◆ Instruction:
Please write out the material below exactly as given.

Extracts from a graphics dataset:
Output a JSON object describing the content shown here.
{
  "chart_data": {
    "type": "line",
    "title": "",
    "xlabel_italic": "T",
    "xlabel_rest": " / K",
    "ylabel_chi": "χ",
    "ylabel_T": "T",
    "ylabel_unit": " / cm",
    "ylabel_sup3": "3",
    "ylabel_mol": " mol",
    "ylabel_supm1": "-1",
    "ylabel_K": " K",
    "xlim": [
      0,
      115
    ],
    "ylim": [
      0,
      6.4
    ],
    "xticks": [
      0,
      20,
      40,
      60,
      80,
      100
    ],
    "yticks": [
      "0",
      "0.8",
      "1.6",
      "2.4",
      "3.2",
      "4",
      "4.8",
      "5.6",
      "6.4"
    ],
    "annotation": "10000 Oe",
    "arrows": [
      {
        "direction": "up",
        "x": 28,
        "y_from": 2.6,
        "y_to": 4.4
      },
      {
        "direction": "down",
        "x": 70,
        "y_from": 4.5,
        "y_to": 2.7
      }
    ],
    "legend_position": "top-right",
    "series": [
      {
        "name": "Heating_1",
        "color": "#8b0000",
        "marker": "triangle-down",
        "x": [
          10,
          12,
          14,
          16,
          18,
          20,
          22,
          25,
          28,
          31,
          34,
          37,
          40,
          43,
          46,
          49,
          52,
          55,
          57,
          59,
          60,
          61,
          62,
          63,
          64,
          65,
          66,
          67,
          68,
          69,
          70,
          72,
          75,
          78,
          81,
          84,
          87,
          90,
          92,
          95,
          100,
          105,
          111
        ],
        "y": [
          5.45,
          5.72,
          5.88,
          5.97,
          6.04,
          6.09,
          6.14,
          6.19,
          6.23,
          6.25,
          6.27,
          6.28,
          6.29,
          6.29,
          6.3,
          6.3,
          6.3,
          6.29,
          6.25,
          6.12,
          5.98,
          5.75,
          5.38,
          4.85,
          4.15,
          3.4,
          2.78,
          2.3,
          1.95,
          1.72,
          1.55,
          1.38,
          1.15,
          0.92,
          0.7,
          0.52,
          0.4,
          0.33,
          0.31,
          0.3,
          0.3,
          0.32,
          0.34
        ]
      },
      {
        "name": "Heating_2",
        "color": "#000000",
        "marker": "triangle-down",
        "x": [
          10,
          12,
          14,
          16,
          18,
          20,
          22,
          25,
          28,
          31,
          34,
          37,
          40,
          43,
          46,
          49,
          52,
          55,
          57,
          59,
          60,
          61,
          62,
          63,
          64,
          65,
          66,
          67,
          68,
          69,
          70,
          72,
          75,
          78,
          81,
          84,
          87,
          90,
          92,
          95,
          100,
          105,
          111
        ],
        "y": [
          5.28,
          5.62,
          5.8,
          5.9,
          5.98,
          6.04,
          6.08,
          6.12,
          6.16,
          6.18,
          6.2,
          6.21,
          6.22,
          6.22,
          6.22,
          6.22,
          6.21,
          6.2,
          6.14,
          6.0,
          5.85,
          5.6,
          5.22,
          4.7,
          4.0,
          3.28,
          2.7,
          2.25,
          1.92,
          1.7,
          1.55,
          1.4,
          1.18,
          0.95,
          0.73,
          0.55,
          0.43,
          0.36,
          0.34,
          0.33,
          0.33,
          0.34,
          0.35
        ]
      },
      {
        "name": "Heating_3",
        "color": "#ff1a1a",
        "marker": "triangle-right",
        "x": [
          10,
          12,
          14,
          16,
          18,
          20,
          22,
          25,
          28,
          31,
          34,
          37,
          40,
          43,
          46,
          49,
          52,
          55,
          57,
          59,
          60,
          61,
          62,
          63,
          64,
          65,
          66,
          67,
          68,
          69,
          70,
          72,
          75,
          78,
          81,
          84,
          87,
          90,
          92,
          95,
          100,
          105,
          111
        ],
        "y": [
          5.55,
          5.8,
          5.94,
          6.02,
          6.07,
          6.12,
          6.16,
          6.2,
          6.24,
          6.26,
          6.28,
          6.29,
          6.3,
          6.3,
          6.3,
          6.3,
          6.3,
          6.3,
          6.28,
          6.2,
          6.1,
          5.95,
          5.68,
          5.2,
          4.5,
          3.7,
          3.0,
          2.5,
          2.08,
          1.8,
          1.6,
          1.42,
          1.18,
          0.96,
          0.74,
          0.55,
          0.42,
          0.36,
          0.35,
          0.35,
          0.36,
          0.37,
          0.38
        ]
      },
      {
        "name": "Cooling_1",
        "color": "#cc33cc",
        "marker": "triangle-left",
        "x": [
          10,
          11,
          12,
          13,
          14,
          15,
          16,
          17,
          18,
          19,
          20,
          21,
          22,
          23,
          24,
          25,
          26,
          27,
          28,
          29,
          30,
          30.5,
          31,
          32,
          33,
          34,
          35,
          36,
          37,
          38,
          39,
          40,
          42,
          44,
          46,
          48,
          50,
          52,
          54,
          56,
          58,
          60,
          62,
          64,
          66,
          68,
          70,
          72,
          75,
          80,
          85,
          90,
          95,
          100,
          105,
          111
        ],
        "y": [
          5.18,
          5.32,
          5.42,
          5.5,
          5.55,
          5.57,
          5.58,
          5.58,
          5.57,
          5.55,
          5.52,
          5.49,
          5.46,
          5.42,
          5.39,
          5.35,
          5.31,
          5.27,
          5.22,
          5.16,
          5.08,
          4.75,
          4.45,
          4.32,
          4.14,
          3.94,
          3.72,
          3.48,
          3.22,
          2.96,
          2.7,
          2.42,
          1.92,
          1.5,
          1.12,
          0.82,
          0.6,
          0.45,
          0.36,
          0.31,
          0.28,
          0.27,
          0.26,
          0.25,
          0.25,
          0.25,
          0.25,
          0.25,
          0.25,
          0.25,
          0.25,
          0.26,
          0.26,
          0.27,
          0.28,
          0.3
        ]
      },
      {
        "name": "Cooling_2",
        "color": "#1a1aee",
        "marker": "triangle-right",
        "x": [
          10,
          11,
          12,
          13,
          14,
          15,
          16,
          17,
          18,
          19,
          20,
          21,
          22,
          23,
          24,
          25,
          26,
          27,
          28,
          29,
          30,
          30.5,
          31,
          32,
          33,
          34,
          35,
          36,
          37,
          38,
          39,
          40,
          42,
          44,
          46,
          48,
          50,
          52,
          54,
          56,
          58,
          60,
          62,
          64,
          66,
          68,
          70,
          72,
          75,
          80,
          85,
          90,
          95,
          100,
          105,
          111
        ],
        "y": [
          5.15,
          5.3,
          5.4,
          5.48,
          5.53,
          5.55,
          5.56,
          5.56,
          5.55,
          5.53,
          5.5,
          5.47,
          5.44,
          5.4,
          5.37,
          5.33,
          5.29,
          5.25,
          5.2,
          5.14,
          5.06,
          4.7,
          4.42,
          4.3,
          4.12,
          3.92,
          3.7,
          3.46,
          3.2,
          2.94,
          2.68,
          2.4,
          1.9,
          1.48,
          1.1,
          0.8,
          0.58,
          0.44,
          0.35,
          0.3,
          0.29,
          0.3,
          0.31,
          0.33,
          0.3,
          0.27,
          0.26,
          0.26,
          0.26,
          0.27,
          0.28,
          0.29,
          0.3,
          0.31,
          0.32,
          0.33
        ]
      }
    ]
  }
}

◆ Output for this exercise:
Output a JSON object describing the content shown here.
{
  "chart_data": {
    "type": "line",
    "title": "",
    "xlabel_italic": "T",
    "xlabel_rest": " / K",
    "ylabel_chi": "χ",
    "ylabel_T": "T",
    "ylabel_unit": " / cm",
    "ylabel_sup3": "3",
    "ylabel_mol": " mol",
    "ylabel_supm1": "-1",
    "ylabel_K": " K",
    "xlim": [
      0,
      115
    ],
    "ylim": [
      0,
      6.4
    ],
    "xticks": [
      0,
      20,
      40,
      60,
      80,
      100
    ],
    "yticks": [
      "0",
      "0.8",
      "1.6",
      "2.4",
      "3.2",
      "4",
      "4.8",
      "5.6",
      "6.4"
    ],
    "annotation": "10000 Oe",
    "arrows": [
      {
        "direction": "up",
        "x": 28,
        "y_from": 2.6,
        "y_to": 4.4
      },
      {
        "direction": "down",
        "x": 70,
        "y_from": 4.5,
        "y_to": 2.7
      }
    ],
    "legend_position": "top-right",
    "series": [
      {
        "name": "Heating_1",
        "color": "#8b0000",
        "marker": "triangle-down",
        "x": [
          10,
          12,
          14,
          16,
          18,
          20,
          22,
          25,
          28,
          31,
          34,
          37,
          40,
          43,
          46,
          49,
          52,
          55,
          57,
          59,
          60,
          61,
          62,
          63,
          64,
          65,
          66,
          67,
          68,
          69,
          70,
          72,
          75,
          78,
          81,
          84,
          87,
          90,
          92,
          95,
          100,
          105,
          111
        ],
        "y": [
          5.45,
          5.72,
          5.88,
          5.97,
          6.04,
          6.09,
          6.14,
          6.19,
          6.23,
          6.25,
          6.27,
          6.28,
          6.29,
          6.29,
          6.3,
          6.3,
          6.3,
          6.29,
          6.25,
          6.12,
          5.98,
          5.75,
          5.38,
          4.85,
          4.15,
          3.4,
          2.78,
          2.3,
          1.95,
          1.72,
          1.55,
          1.38,
          1.15,
          0.92,
          0.7,
          0.52,
          0.4,
          0.33,
          0.31,
          0.3,
          0.3,
          0.32,
          0.34
        ]
      },
      {
        "name": "Heating_2",
        "color": "#000000",
        "marker": "triangle-down",
        "x": [
          10,
          12,
          14,
          16,
          18,
          20,
          22,
          25,
          28,
          31,
          34,
          37,
          40,
          43,
          46,
          49,
          52,
          55,
          57,
          59,
          60,
          61,
          62,
          63,
          64,
          65,
          66,
          67,
          68,
          69,
          70,
          72,
          75,
          78,
          81,
          84,
          87,
          90,
          92,
          95,
          100,
          105,
          111
        ],
        "y": [
          5.28,
          5.62,
          5.8,
          5.9,
          5.98,
          6.04,
          6.08,
          6.12,
          6.16,
          6.18,
          6.2,
          6.21,
          6.22,
          6.22,
          6.22,
          6.22,
          6.21,
          6.2,
          6.14,
          6.0,
          5.85,
          5.6,
          5.22,
          4.7,
          4.0,
          3.28,
          2.7,
          2.25,
          1.92,
          1.7,
          1.55,
          1.4,
          1.18,
          0.95,
          0.73,
          0.55,
          0.43,
          0.36,
          0.34,
          0.33,
          0.33,
          0.34,
          0.35
        ]
      },
      {
        "name": "Heating_3",
        "color": "#ff1a1a",
        "marker": "triangle-right",
        "x": [
          10,
          12,
          14,
          16,
          18,
          20,
          22,
          25,
          28,
          31,
          34,
          37,
          40,
          43,
          46,
          49,
          52,
          55,
          57,
          59,
          60,
          61,
          62,
          63,
          64,
          65,
          66,
          67,
          68,
          69,
          70,
          72,
          75,
          78,
          81,
          84,
          87,
          90,
          92,
          95,
          100,
          105,
          111
        ],
        "y": [
          5.55,
          5.8,
          5.94,
          6.02,
          6.07,
          6.12,
          6.16,
          6.2,
          6.24,
          6.26,
          6.28,
          6.29,
          6.3,
          6.3,
          6.3,
          6.3,
          6.3,
          6.3,
          6.28,
          6.2,
          6.1,
          5.95,
          5.68,
          5.2,
          4.5,
          3.7,
          3.0,
          2.5,
          2.08,
          1.8,
          1.6,
          1.42,
          1.18,
          0.96,
          0.74,
          0.55,
          0.42,
          0.36,
          0.35,
          0.35,
          0.36,
          0.37,
          0.38
        ]
      },
      {
        "name": "Cooling_1",
        "color": "#cc33cc",
        "marker": "triangle-left",
        "x": [
          10,
          11,
          12,
          13,
          14,
          15,
          16,
          17,
          18,
          19,
          20,
          21,
          22,
          23,
          24,
          25,
          26,
          27,
          28,
          29,
          30,
          30.5,
          31,
          32,
          33,
          34,
          35,
          36,
          37,
          38,
          39,
          40,
          42,
          44,
          46,
          48,
          50,
          52,
          54,
          56,
          58,
          60,
          62,
          64,
          66,
          68,
          70,
          72,
          75,
          80,
          85,
          90,
          95,
          100,
          105,
          111
        ],
        "y": [
          5.18,
          5.32,
          5.42,
          5.5,
          5.55,
          5.57,
          5.58,
          5.58,
          5.57,
          5.55,
          5.52,
          5.49,
          5.46,
          5.42,
          5.39,
          5.35,
          5.31,
          5.27,
          5.22,
          5.16,
          5.08,
          4.75,
          4.45,
          4.32,
          4.14,
          3.94,
          3.72,
          3.48,
          3.22,
          2.96,
          2.7,
          2.42,
          1.92,
          1.5,
          1.12,
          0.82,
          0.6,
          0.45,
          0.36,
          0.31,
          0.28,
          0.27,
          0.26,
          0.25,
          0.25,
          0.25,
          0.25,
          0.25,
          0.25,
          0.25,
          0.25,
          0.26,
          0.26,
          0.27,
          0.28,
          0.3
        ]
      },
      {
        "name": "Cooling_2",
        "color": "#1a1aee",
        "marker": "triangle-right",
        "x": [
          10,
          11,
          12,
          13,
          14,
          15,
          16,
          17,
          18,
          19,
          20,
          21,
          22,
          23,
          24,
          25,
          26,
          27,
          28,
          29,
          30,
          30.5,
          31,
          32,
          33,
          34,
          35,
          36,
          37,
          38,
          39,
          40,
          42,
          44,
          46,
          48,
          50,
          52,
          54,
          56,
          58,
          60,
          62,
          64,
          66,
          68,
          70,
          72,
          75,
          80,
          85,
          90,
          95,
          100,
          105,
          111
        ],
        "y": [
          5.15,
          5.3,
          5.4,
          5.48,
          5.53,
          5.55,
          5.56,
          5.56,
          5.55,
          5.53,
          5.5,
          5.47,
          5.44,
          5.4,
          5.37,
          5.33,
          5.29,
          5.25,
          5.2,
          5.14,
          5.06,
          4.7,
          4.42,
          4.3,
          4.12,
          3.92,
          3.7,
          3.46,
          3.2,
          2.94,
          2.68,
          2.4,
          1.9,
          1.48,
          1.1,
          0.8,
          0.58,
          0.44,
          0.35,
          0.3,
          0.29,
          0.3,
          0.31,
          0.33,
          0.3,
          0.27,
          0.26,
          0.26,
          0.26,
          0.27,
          0.28,
          0.29,
          0.3,
          0.31,
          0.32,
          0.33
        ]
      }
    ]
  }
}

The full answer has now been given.